• **Work to do**: Your task is to print the material below exactly as presented.

[Dataset rows about figures]
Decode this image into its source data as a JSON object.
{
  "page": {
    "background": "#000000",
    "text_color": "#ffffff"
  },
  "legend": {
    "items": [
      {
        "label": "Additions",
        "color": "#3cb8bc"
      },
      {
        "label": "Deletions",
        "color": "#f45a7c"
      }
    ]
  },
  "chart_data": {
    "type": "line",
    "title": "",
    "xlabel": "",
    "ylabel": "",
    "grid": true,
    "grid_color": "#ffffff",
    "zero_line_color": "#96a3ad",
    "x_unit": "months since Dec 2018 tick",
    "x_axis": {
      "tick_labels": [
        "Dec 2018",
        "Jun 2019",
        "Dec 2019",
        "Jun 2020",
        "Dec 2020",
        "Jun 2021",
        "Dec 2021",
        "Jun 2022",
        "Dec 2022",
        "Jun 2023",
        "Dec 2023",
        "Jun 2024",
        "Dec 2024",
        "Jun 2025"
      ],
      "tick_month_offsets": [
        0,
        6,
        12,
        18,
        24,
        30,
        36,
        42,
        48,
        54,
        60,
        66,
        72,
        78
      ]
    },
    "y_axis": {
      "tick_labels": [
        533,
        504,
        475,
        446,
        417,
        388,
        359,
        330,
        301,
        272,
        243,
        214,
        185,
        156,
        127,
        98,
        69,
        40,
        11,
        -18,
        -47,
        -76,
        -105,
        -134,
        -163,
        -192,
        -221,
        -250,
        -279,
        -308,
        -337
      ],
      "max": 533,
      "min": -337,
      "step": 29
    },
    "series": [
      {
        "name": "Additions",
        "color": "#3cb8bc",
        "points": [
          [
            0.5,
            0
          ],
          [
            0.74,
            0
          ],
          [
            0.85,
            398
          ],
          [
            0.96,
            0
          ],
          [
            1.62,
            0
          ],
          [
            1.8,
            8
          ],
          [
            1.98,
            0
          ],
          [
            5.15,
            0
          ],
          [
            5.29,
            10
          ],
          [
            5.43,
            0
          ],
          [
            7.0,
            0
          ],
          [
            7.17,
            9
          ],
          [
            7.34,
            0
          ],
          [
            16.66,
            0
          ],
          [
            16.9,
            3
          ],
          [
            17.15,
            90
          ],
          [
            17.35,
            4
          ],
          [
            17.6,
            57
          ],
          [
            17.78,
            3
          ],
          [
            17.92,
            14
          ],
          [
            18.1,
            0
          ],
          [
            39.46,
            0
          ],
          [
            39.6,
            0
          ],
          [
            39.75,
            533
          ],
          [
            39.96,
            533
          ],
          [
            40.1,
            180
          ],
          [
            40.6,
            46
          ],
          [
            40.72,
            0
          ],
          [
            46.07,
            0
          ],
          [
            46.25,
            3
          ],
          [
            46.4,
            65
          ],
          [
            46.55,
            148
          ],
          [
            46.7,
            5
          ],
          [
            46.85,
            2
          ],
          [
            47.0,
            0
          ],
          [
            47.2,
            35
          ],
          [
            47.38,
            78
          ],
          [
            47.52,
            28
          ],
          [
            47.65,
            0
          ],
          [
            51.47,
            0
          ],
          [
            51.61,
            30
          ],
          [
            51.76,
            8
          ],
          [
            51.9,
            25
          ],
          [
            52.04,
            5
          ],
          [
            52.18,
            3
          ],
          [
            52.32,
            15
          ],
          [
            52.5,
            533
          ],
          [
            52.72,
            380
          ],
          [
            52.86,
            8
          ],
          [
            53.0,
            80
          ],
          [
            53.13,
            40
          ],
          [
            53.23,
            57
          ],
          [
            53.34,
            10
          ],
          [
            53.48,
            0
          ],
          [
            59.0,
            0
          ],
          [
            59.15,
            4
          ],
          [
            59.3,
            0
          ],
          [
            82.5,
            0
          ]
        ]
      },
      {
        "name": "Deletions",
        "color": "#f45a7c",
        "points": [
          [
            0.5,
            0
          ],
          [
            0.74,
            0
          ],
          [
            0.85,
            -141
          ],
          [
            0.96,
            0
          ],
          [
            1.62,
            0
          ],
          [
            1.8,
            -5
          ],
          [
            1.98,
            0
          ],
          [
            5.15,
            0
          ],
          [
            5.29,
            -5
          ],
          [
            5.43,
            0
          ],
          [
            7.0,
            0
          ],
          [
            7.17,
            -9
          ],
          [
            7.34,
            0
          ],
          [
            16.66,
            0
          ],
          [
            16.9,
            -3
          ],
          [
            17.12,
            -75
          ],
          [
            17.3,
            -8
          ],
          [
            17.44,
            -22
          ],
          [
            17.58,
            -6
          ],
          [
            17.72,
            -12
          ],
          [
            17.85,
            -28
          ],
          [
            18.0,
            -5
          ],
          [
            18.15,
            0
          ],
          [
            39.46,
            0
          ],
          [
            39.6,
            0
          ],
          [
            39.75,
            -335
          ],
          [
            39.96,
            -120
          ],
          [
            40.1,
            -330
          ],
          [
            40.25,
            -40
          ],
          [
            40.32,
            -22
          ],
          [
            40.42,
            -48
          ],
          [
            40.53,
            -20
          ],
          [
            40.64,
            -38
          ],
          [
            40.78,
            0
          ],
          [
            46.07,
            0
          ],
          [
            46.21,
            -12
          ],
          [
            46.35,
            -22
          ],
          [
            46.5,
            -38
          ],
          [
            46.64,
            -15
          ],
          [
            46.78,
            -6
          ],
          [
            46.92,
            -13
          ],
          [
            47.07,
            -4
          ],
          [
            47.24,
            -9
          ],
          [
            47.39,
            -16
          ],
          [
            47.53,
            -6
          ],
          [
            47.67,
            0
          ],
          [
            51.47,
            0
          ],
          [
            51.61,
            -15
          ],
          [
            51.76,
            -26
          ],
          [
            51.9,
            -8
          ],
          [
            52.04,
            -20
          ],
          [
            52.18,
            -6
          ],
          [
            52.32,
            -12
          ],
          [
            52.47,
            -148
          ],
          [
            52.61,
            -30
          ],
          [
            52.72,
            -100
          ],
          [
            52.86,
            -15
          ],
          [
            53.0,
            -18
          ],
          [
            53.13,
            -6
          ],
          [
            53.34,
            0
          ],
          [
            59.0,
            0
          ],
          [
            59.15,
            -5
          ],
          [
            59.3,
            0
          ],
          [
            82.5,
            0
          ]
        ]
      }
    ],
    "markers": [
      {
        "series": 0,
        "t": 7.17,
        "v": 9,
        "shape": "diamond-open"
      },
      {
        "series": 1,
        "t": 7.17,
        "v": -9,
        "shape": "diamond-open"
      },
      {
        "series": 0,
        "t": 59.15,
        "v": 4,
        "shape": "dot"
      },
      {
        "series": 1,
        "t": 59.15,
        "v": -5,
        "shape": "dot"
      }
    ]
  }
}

• **Result below**:
Decode this image into its source data as a JSON object.
{
  "page": {
    "background": "#000000",
    "text_color": "#ffffff"
  },
  "legend": {
    "items": [
      {
        "label": "Additions",
        "color": "#3cb8bc"
      },
      {
        "label": "Deletions",
        "color": "#f45a7c"
      }
    ]
  },
  "chart_data": {
    "type": "line",
    "title": "",
    "xlabel": "",
    "ylabel": "",
    "grid": true,
    "grid_color": "#ffffff",
    "zero_line_color": "#96a3ad",
    "x_unit": "months since Dec 2018 tick",
    "x_axis": {
      "tick_labels": [
        "Dec 2018",
        "Jun 2019",
        "Dec 2019",
        "Jun 2020",
        "Dec 2020",
        "Jun 2021",
        "Dec 2021",
        "Jun 2022",
        "Dec 2022",
        "Jun 2023",
        "Dec 2023",
        "Jun 2024",
        "Dec 2024",
        "Jun 2025"
      ],
      "tick_month_offsets": [
        0,
        6,
        12,
        18,
        24,
        30,
        36,
        42,
        48,
        54,
        60,
        66,
        72,
        78
      ]
    },
    "y_axis": {
      "tick_labels": [
        533,
        504,
        475,
        446,
        417,
        388,
        359,
        330,
        301,
        272,
        243,
        214,
        185,
        156,
        127,
        98,
        69,
        40,
        11,
        -18,
        -47,
        -76,
        -105,
        -134,
        -163,
        -192,
        -221,
        -250,
        -279,
        -308,
        -337
      ],
      "max": 533,
      "min": -337,
      "step": 29
    },
    "series": [
      {
        "name": "Additions",
        "color": "#3cb8bc",
        "points": [
          [
            0.5,
            0
          ],
          [
            0.74,
            0
          ],
          [
            0.85,
            398
          ],
          [
            0.96,
            0
          ],
          [
            1.62,
            0
          ],
          [
            1.8,
            8
          ],
          [
            1.98,
            0
          ],
          [
            5.15,
            0
          ],
          [
            5.29,
            10
          ],
          [
            5.43,
            0
          ],
          [
            7.0,
            0
          ],
          [
            7.17,
            9
          ],
          [
            7.34,
            0
          ],
          [
            16.66,
            0
          ],
          [
            16.9,
            3
          ],
          [
            17.15,
            90
          ],
          [
            17.35,
            4
          ],
          [
            17.6,
            57
          ],
          [
            17.78,
            3
          ],
          [
            17.92,
            14
          ],
          [
            18.1,
            0
          ],
          [
            39.46,
            0
          ],
          [
            39.6,
            0
          ],
          [
            39.75,
            533
          ],
          [
            39.96,
            533
          ],
          [
            40.1,
            180
          ],
          [
            40.6,
            46
          ],
          [
            40.72,
            0
          ],
          [
            46.07,
            0
          ],
          [
            46.25,
            3
          ],
          [
            46.4,
            65
          ],
          [
            46.55,
            148
          ],
          [
            46.7,
            5
          ],
          [
            46.85,
            2
          ],
          [
            47.0,
            0
          ],
          [
            47.2,
            35
          ],
          [
            47.38,
            78
          ],
          [
            47.52,
            28
          ],
          [
            47.65,
            0
          ],
          [
            51.47,
            0
          ],
          [
            51.61,
            30
          ],
          [
            51.76,
            8
          ],
          [
            51.9,
            25
          ],
          [
            52.04,
            5
          ],
          [
            52.18,
            3
          ],
          [
            52.32,
            15
          ],
          [
            52.5,
            533
          ],
          [
            52.72,
            380
          ],
          [
            52.86,
            8
          ],
          [
            53.0,
            80
          ],
          [
            53.13,
            40
          ],
          [
            53.23,
            57
          ],
          [
            53.34,
            10
          ],
          [
            53.48,
            0
          ],
          [
            59.0,
            0
          ],
          [
            59.15,
            4
          ],
          [
            59.3,
            0
          ],
          [
            82.5,
            0
          ]
        ]
      },
      {
        "name": "Deletions",
        "color": "#f45a7c",
        "points": [
          [
            0.5,
            0
          ],
          [
            0.74,
            0
          ],
          [
            0.85,
            -141
          ],
          [
            0.96,
            0
          ],
          [
            1.62,
            0
          ],
          [
            1.8,
            -5
          ],
          [
            1.98,
            0
          ],
          [
            5.15,
            0
          ],
          [
            5.29,
            -5
          ],
          [
            5.43,
            0
          ],
          [
            7.0,
            0
          ],
          [
            7.17,
            -9
          ],
          [
            7.34,
            0
          ],
          [
            16.66,
            0
          ],
          [
            16.9,
            -3
          ],
          [
            17.12,
            -75
          ],
          [
            17.3,
            -8
          ],
          [
            17.44,
            -22
          ],
          [
            17.58,
            -6
          ],
          [
            17.72,
            -12
          ],
          [
            17.85,
            -28
          ],
          [
            18.0,
            -5
          ],
          [
            18.15,
            0
          ],
          [
            39.46,
            0
          ],
          [
            39.6,
            0
          ],
          [
            39.75,
            -335
          ],
          [
            39.96,
            -120
          ],
          [
            40.1,
            -330
          ],
          [
            40.25,
            -40
          ],
          [
            40.32,
            -22
          ],
          [
            40.42,
            -48
          ],
          [
            40.53,
            -20
          ],
          [
            40.64,
            -38
          ],
          [
            40.78,
            0
          ],
          [
            46.07,
            0
          ],
          [
            46.21,
            -12
          ],
          [
            46.35,
            -22
          ],
          [
            46.5,
            -38
          ],
          [
            46.64,
            -15
          ],
          [
            46.78,
            -6
          ],
          [
            46.92,
            -13
          ],
          [
            47.07,
            -4
          ],
          [
            47.24,
            -9
          ],
          [
            47.39,
            -16
          ],
          [
            47.53,
            -6
          ],
          [
            47.67,
            0
          ],
          [
            51.47,
            0
          ],
          [
            51.61,
            -15
          ],
          [
            51.76,
            -26
          ],
          [
            51.9,
            -8
          ],
          [
            52.04,
            -20
          ],
          [
            52.18,
            -6
          ],
          [
            52.32,
            -12
          ],
          [
            52.47,
            -148
          ],
          [
            52.61,
            -30
          ],
          [
            52.72,
            -100
          ],
          [
            52.86,
            -15
          ],
          [
            53.0,
            -18
          ],
          [
            53.13,
            -6
          ],
          [
            53.34,
            0
          ],
          [
            59.0,
            0
          ],
          [
            59.15,
            -5
          ],
          [
            59.3,
            0
          ],
          [
            82.5,
            0
          ]
        ]
      }
    ],
    "markers": [
      {
        "series": 0,
        "t": 7.17,
        "v": 9,
        "shape": "diamond-open"
      },
      {
        "series": 1,
        "t": 7.17,
        "v": -9,
        "shape": "diamond-open"
      },
      {
        "series": 0,
        "t": 59.15,
        "v": 4,
        "shape": "dot"
      },
      {
        "series": 1,
        "t": 59.15,
        "v": -5,
        "shape": "dot"
      }
    ]
  }
}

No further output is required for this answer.